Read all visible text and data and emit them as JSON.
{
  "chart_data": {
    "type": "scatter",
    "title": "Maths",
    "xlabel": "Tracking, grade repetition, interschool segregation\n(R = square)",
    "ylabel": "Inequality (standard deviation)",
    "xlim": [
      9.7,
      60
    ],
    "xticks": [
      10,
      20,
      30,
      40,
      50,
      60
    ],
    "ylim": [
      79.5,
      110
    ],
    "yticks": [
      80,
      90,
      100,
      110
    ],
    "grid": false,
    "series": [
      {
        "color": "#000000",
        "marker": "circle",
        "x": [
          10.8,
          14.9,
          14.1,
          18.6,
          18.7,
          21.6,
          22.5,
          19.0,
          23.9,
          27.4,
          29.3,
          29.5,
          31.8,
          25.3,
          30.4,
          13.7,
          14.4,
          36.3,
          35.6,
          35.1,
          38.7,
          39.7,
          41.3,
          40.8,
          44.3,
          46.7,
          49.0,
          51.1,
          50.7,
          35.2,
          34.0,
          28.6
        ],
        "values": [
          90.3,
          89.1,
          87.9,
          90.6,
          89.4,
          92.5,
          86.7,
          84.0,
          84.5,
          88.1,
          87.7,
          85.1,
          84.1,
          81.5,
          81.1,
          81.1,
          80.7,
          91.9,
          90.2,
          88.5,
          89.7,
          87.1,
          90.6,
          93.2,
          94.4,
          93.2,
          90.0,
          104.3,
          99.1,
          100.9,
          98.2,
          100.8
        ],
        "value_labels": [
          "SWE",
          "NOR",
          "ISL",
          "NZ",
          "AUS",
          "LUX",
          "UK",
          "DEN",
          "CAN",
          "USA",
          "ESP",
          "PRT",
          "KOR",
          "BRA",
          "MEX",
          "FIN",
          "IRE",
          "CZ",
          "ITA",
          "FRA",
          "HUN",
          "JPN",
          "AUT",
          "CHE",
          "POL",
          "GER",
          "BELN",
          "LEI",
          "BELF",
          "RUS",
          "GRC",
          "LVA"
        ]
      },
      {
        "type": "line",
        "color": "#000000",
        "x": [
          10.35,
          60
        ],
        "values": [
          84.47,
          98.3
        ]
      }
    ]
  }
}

......

▶ _Exercise_
Give back all the data exactly as written.

▶ _Written solution_
Read all visible text and data and emit them as JSON.
{
  "chart_data": {
    "type": "scatter",
    "title": "Maths",
    "xlabel": "Tracking, grade repetition, interschool segregation\n(R = square)",
    "ylabel": "Inequality (standard deviation)",
    "xlim": [
      9.7,
      60
    ],
    "xticks": [
      10,
      20,
      30,
      40,
      50,
      60
    ],
    "ylim": [
      79.5,
      110
    ],
    "yticks": [
      80,
      90,
      100,
      110
    ],
    "grid": false,
    "series": [
      {
        "color": "#000000",
        "marker": "circle",
        "x": [
          10.8,
          14.9,
          14.1,
          18.6,
          18.7,
          21.6,
          22.5,
          19.0,
          23.9,
          27.4,
          29.3,
          29.5,
          31.8,
          25.3,
          30.4,
          13.7,
          14.4,
          36.3,
          35.6,
          35.1,
          38.7,
          39.7,
          41.3,
          40.8,
          44.3,
          46.7,
          49.0,
          51.1,
          50.7,
          35.2,
          34.0,
          28.6
        ],
        "values": [
          90.3,
          89.1,
          87.9,
          90.6,
          89.4,
          92.5,
          86.7,
          84.0,
          84.5,
          88.1,
          87.7,
          85.1,
          84.1,
          81.5,
          81.1,
          81.1,
          80.7,
          91.9,
          90.2,
          88.5,
          89.7,
          87.1,
          90.6,
          93.2,
          94.4,
          93.2,
          90.0,
          104.3,
          99.1,
          100.9,
          98.2,
          100.8
        ],
        "value_labels": [
          "SWE",
          "NOR",
          "ISL",
          "NZ",
          "AUS",
          "LUX",
          "UK",
          "DEN",
          "CAN",
          "USA",
          "ESP",
          "PRT",
          "KOR",
          "BRA",
          "MEX",
          "FIN",
          "IRE",
          "CZ",
          "ITA",
          "FRA",
          "HUN",
          "JPN",
          "AUT",
          "CHE",
          "POL",
          "GER",
          "BELN",
          "LEI",
          "BELF",
          "RUS",
          "GRC",
          "LVA"
        ]
      },
      {
        "type": "line",
        "color": "#000000",
        "x": [
          10.35,
          60
        ],
        "values": [
          84.47,
          98.3
        ]
      }
    ]
  }
}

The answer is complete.